--- Given request ---
Drop all images and give the records again exactly.

--- Entries provided ---
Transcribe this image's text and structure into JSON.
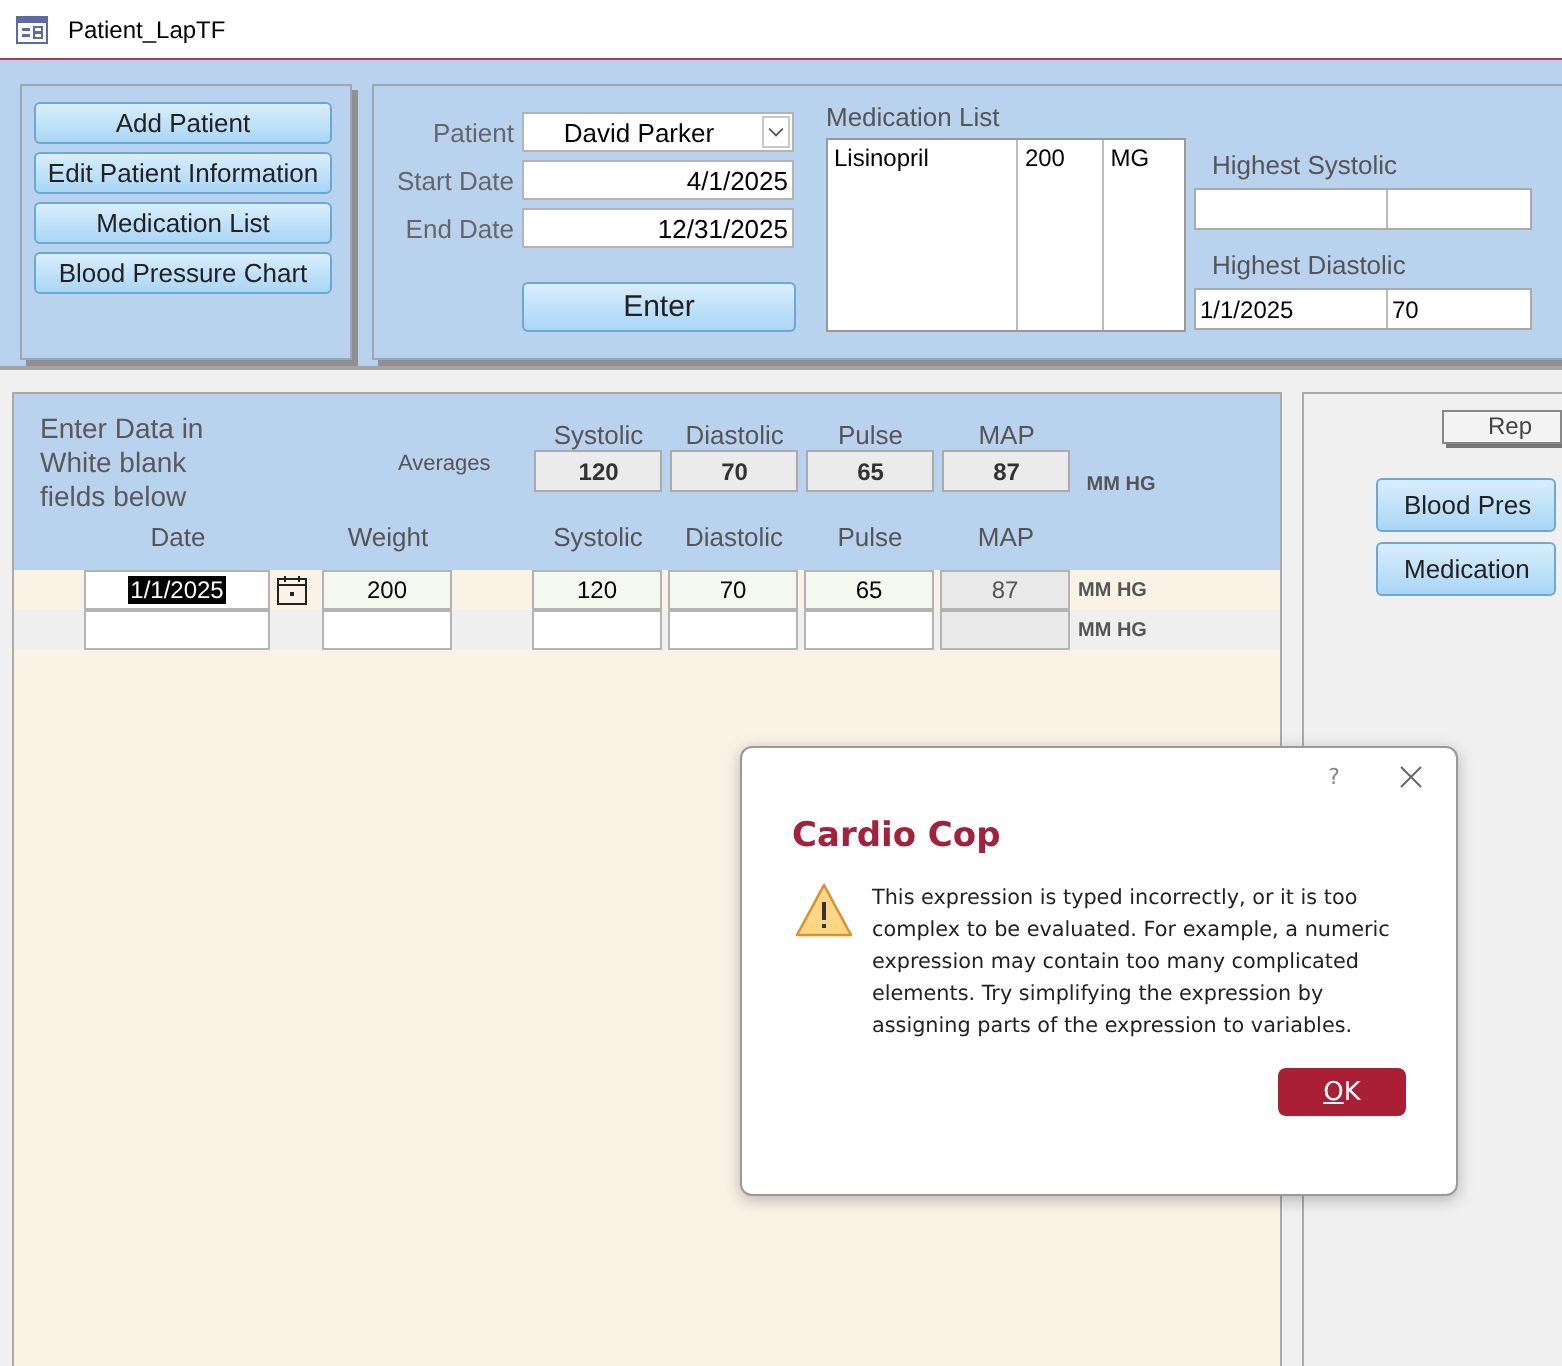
{
  "window": {
    "title": "Patient_LapTF"
  },
  "nav_buttons": [
    "Add Patient",
    "Edit Patient Information",
    "Medication List",
    "Blood Pressure Chart"
  ],
  "filter": {
    "patient_label": "Patient",
    "patient": "David Parker",
    "start_label": "Start Date",
    "start_date": "4/1/2025",
    "end_label": "End Date",
    "end_date": "12/31/2025",
    "enter_button": "Enter"
  },
  "medication_list": {
    "label": "Medication List",
    "rows": [
      [
        "Lisinopril",
        "200",
        "MG"
      ]
    ]
  },
  "highest_systolic": {
    "label": "Highest Systolic"
  },
  "highest_diastolic": {
    "label": "Highest Diastolic",
    "date": "1/1/2025",
    "value": "70"
  },
  "entry": {
    "instructions": "Enter Data in White blank fields below",
    "averages_label": "Averages",
    "average_columns": [
      "Systolic",
      "Diastolic",
      "Pulse",
      "MAP"
    ],
    "averages": [
      "120",
      "70",
      "65",
      "87"
    ],
    "averages_unit": "MM HG",
    "columns": [
      "Date",
      "Weight",
      "Systolic",
      "Diastolic",
      "Pulse",
      "MAP"
    ],
    "rows": [
      {
        "kind": "record",
        "date": "1/1/2025",
        "weight": "200",
        "systolic": "120",
        "diastolic": "70",
        "pulse": "65",
        "map": "87",
        "unit": "MM HG",
        "selected": true
      },
      {
        "kind": "new",
        "unit": "MM HG",
        "selected": false
      }
    ]
  },
  "reports_panel": {
    "heading": "Rep",
    "buttons": [
      "Blood Pres",
      "Medication"
    ]
  },
  "dialog": {
    "help": "?",
    "title": "Cardio Cop",
    "message": "This expression is typed incorrectly, or it is too complex to be evaluated. For example, a numeric expression may contain too many complicated elements. Try simplifying the expression by assigning parts of the expression to variables.",
    "ok_button": "OK"
  }
}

--- Written solution ---
Transcribe this image's text and structure into JSON.
{
  "window": {
    "title": "Patient_LapTF"
  },
  "nav_buttons": [
    "Add Patient",
    "Edit Patient Information",
    "Medication List",
    "Blood Pressure Chart"
  ],
  "filter": {
    "patient_label": "Patient",
    "patient": "David Parker",
    "start_label": "Start Date",
    "start_date": "4/1/2025",
    "end_label": "End Date",
    "end_date": "12/31/2025",
    "enter_button": "Enter"
  },
  "medication_list": {
    "label": "Medication List",
    "rows": [
      [
        "Lisinopril",
        "200",
        "MG"
      ]
    ]
  },
  "highest_systolic": {
    "label": "Highest Systolic"
  },
  "highest_diastolic": {
    "label": "Highest Diastolic",
    "date": "1/1/2025",
    "value": "70"
  },
  "entry": {
    "instructions": "Enter Data in White blank fields below",
    "averages_label": "Averages",
    "average_columns": [
      "Systolic",
      "Diastolic",
      "Pulse",
      "MAP"
    ],
    "averages": [
      "120",
      "70",
      "65",
      "87"
    ],
    "averages_unit": "MM HG",
    "columns": [
      "Date",
      "Weight",
      "Systolic",
      "Diastolic",
      "Pulse",
      "MAP"
    ],
    "rows": [
      {
        "kind": "record",
        "date": "1/1/2025",
        "weight": "200",
        "systolic": "120",
        "diastolic": "70",
        "pulse": "65",
        "map": "87",
        "unit": "MM HG",
        "selected": true
      },
      {
        "kind": "new",
        "unit": "MM HG",
        "selected": false
      }
    ]
  },
  "reports_panel": {
    "heading": "Rep",
    "buttons": [
      "Blood Pres",
      "Medication"
    ]
  },
  "dialog": {
    "help": "?",
    "title": "Cardio Cop",
    "message": "This expression is typed incorrectly, or it is too complex to be evaluated. For example, a numeric expression may contain too many complicated elements. Try simplifying the expression by assigning parts of the expression to variables.",
    "ok_button": "OK"
  }
}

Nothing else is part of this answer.